▸ Instructions to follow
Pull out every line with the word "Average" from the entries below.

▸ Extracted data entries
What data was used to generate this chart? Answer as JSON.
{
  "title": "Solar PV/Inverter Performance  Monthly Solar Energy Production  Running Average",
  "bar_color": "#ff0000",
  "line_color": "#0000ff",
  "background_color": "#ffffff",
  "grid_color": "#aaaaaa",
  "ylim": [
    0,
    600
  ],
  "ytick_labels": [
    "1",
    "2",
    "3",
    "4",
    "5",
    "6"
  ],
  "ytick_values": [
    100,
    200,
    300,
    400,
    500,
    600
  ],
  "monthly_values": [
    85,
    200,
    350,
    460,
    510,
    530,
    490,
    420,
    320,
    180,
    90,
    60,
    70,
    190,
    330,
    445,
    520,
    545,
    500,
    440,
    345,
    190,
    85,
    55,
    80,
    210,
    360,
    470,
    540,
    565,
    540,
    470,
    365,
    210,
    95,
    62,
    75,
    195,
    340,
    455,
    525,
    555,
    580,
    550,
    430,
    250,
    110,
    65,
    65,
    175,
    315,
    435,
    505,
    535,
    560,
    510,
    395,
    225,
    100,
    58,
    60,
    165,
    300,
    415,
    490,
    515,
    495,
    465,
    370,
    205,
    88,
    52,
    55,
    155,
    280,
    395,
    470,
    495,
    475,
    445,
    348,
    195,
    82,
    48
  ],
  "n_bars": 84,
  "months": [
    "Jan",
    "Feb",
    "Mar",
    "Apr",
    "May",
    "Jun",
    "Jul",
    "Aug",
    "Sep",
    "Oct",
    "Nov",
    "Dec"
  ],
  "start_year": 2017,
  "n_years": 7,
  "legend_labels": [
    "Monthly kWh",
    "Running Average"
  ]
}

▸ In response
  "title": "Solar PV/Inverter Performance  Monthly Solar Energy Production  Running Average",
    "Running Average"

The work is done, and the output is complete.